● **WHAT YOU SHOULD DO**:
Across the entries below, how many lines contain the string "tomato"? Give only the count.

● **DATA TO PROCESS**:

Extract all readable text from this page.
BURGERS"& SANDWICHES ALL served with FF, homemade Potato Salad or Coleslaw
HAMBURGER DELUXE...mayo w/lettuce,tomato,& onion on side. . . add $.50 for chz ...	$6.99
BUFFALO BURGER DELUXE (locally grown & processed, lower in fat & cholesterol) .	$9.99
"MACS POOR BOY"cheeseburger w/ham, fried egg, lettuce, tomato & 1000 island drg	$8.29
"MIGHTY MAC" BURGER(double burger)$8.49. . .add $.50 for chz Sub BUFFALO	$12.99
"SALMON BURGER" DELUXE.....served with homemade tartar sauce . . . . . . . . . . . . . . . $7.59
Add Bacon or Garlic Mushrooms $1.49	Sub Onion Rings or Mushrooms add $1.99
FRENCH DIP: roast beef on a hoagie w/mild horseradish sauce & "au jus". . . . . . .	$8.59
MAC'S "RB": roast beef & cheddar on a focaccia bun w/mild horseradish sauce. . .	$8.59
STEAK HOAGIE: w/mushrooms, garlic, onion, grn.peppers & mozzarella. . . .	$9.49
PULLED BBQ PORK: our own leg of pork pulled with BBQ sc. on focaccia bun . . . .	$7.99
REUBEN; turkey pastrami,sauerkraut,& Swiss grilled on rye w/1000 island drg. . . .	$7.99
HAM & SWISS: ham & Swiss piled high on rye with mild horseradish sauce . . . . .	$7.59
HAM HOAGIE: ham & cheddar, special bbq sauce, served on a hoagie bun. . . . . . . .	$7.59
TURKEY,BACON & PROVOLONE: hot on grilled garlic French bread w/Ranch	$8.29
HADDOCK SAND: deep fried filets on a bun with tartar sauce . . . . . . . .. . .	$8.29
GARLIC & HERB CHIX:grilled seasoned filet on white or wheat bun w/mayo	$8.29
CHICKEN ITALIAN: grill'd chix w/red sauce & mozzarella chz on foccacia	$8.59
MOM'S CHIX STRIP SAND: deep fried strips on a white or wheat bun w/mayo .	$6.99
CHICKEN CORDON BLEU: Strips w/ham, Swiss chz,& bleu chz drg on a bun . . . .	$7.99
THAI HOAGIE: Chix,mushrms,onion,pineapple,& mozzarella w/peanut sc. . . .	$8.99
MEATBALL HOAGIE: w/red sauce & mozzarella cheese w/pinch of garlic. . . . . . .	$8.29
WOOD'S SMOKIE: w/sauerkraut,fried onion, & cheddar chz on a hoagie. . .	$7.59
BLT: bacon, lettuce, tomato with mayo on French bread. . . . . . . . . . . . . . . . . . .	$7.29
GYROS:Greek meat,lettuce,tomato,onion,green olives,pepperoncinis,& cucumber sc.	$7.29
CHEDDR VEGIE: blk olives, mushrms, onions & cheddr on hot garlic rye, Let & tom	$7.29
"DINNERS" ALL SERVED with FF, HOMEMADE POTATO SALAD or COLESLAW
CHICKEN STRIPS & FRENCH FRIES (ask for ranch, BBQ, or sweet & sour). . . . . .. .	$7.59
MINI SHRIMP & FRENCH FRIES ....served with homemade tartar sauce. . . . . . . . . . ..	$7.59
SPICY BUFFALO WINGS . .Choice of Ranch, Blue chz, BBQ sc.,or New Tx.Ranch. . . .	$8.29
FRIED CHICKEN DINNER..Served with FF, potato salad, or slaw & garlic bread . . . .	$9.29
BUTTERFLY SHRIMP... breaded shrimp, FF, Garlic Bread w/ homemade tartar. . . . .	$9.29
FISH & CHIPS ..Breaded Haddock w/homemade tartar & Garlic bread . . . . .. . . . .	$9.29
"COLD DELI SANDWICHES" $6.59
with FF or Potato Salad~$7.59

● **ANSWER BELOW**:
4